◆ REQUIRED WORK ◆
From the records below, extract all the text exactly and leave the images behind.

── DATA SUPPLIED ──

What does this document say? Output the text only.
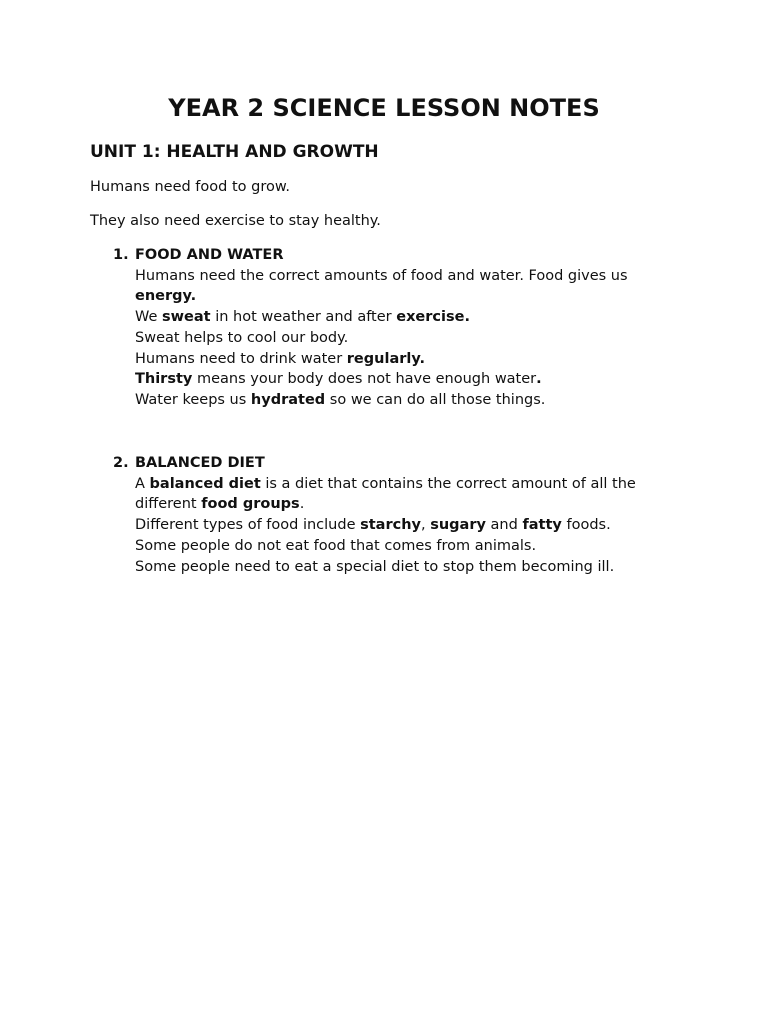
YEAR 2 SCIENCE LESSON NOTES
UNIT 1: HEALTH AND GROWTH

Humans need food to grow.

They also need exercise to stay healthy.

1. FOOD AND WATER
Humans need the correct amounts of food and water. Food gives us
energy.
We sweat in hot weather and after exercise.
Sweat helps to cool our body.
Humans need to drink water regularly.
Thirsty means your body does not have enough water.
Water keeps us hydrated so we can do all those things.
2. BALANCED DIET
A balanced diet is a diet that contains the correct amount of all the
different food groups.
Different types of food include starchy, sugary and fatty foods.
Some people do not eat food that comes from animals.
Some people need to eat a special diet to stop them becoming ill.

───

◆ RESPONSE TO THE TASK ◆
What does this document say? Output the text only.
YEAR 2 SCIENCE LESSON NOTES
UNIT 1: HEALTH AND GROWTH

Humans need food to grow.

They also need exercise to stay healthy.

1. FOOD AND WATER
Humans need the correct amounts of food and water. Food gives us
energy.
We sweat in hot weather and after exercise.
Sweat helps to cool our body.
Humans need to drink water regularly.
Thirsty means your body does not have enough water.
Water keeps us hydrated so we can do all those things.
2. BALANCED DIET
A balanced diet is a diet that contains the correct amount of all the
different food groups.
Different types of food include starchy, sugary and fatty foods.
Some people do not eat food that comes from animals.
Some people need to eat a special diet to stop them becoming ill.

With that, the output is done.